*Entries provided*
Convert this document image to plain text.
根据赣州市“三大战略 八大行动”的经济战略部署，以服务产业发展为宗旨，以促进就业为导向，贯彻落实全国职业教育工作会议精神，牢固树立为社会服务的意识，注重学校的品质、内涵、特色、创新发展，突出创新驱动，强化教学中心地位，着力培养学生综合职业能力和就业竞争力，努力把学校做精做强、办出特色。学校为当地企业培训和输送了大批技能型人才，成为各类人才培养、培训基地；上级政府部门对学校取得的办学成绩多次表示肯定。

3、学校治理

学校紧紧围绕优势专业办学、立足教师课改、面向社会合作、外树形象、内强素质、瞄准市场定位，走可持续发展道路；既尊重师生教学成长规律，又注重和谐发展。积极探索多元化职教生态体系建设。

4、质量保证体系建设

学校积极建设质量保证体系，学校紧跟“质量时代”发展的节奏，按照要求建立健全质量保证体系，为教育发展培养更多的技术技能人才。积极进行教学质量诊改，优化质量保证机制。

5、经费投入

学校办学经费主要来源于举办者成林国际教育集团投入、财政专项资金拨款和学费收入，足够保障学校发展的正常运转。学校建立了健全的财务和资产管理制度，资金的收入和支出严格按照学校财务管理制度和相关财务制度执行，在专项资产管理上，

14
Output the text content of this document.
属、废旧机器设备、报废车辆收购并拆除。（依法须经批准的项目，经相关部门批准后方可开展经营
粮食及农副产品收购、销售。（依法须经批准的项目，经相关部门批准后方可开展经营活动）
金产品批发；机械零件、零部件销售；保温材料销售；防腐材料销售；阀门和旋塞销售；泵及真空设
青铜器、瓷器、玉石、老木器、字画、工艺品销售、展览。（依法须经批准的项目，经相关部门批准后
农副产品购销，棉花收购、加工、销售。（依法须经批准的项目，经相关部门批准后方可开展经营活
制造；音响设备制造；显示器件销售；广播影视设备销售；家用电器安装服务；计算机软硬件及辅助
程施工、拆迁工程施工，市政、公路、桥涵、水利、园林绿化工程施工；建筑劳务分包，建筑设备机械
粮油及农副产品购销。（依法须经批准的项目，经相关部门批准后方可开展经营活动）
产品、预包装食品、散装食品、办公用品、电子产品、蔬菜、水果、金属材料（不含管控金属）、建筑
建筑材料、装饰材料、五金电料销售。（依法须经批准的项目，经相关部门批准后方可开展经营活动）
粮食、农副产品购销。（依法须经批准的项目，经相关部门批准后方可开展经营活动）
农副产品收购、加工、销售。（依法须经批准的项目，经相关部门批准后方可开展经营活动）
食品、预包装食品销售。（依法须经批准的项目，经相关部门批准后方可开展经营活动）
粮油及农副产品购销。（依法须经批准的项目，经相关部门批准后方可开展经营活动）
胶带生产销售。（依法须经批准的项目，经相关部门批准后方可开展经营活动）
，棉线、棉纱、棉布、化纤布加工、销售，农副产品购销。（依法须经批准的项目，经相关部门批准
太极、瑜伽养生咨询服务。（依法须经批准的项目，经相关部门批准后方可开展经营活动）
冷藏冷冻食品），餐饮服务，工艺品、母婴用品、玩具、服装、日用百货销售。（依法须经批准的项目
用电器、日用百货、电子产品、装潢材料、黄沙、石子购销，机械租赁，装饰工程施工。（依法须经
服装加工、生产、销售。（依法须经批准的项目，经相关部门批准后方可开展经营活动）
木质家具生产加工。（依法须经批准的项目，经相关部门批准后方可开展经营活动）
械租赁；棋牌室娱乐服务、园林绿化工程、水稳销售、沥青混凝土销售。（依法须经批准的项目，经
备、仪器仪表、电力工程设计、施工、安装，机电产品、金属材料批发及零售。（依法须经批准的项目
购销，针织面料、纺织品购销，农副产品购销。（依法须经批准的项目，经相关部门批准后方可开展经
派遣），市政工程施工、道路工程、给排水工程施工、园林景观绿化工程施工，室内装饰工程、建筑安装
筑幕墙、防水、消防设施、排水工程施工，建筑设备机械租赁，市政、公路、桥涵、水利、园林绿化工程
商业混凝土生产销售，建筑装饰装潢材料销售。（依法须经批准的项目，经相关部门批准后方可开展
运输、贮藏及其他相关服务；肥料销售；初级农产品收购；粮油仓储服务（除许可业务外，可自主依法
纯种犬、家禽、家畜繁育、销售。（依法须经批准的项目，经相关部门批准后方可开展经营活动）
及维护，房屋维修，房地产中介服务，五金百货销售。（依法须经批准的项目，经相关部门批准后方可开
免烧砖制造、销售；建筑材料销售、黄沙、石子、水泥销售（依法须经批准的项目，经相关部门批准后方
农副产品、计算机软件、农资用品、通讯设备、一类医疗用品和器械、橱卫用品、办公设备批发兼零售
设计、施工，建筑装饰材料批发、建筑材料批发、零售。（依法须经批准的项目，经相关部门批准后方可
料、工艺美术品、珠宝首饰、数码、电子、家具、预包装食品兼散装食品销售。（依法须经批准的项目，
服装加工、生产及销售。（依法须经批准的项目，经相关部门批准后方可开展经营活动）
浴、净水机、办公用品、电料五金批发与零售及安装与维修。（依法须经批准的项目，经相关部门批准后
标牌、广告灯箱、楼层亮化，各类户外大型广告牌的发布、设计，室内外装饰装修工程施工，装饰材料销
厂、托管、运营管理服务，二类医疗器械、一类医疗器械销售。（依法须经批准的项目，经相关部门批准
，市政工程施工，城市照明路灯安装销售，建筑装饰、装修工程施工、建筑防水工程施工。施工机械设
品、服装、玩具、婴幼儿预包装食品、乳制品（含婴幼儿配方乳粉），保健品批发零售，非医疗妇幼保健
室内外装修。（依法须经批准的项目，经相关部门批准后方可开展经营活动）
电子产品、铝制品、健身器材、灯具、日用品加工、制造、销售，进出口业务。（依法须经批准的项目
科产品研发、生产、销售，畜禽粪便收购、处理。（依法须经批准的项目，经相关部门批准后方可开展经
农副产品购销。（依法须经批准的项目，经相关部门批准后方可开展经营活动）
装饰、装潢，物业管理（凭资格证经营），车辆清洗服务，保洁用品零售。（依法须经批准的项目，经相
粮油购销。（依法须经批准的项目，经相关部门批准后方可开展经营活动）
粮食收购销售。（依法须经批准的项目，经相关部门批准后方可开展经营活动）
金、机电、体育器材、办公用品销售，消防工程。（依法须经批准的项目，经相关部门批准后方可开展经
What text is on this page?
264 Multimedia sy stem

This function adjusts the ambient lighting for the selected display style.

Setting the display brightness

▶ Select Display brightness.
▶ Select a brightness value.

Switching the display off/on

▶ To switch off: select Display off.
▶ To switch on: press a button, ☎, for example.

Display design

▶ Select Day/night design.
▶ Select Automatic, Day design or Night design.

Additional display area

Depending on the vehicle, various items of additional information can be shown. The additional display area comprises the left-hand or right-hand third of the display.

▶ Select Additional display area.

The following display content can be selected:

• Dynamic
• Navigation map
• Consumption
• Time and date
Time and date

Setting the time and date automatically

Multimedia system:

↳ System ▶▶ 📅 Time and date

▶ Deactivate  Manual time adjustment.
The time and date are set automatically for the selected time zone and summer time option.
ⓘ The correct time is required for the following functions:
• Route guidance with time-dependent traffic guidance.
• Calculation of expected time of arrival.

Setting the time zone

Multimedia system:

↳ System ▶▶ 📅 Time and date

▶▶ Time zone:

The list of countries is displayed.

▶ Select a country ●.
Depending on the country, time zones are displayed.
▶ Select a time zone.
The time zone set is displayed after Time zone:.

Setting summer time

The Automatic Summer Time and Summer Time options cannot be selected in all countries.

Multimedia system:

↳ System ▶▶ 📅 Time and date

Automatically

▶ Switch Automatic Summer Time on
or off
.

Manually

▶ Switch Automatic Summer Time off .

*Task goal*
From the listing above, copy every line that holds the string "country".

*Exercise result*
▶ Select a country ●.
Depending on the country, time zones are displayed.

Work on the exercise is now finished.